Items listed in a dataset
* * *

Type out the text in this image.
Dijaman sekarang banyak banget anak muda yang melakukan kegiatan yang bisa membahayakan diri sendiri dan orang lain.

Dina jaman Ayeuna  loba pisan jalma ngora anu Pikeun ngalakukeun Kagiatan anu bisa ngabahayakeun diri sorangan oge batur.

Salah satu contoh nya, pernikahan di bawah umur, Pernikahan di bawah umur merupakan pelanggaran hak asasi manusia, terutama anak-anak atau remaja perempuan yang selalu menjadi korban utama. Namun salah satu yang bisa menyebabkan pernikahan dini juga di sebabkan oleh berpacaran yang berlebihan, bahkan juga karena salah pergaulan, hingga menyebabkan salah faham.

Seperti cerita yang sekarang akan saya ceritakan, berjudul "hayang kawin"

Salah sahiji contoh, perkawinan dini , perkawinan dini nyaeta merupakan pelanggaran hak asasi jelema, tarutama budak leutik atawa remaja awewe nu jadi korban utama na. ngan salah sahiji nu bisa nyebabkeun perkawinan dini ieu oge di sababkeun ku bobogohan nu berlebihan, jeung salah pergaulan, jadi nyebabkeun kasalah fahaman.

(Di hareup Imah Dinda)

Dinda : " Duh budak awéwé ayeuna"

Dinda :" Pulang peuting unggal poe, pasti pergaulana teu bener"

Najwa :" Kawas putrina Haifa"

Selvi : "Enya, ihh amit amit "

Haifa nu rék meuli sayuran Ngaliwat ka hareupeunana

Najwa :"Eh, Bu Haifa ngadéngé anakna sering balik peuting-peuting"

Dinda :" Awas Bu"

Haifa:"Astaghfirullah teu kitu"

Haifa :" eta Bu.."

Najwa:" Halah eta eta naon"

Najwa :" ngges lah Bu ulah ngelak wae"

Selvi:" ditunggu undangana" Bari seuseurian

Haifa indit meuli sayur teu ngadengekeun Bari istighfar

* * *

**What to do:**
Look over the listing above. Pick out and copy every line that includes "Najwa".

**Result of this task:**
Najwa :" Kawas putrina Haifa"
Najwa :"Eh, Bu Haifa ngadéngé anakna sering balik peuting-peuting"
Najwa:" Halah eta eta naon"
Najwa :" ngges lah Bu ulah ngelak wae"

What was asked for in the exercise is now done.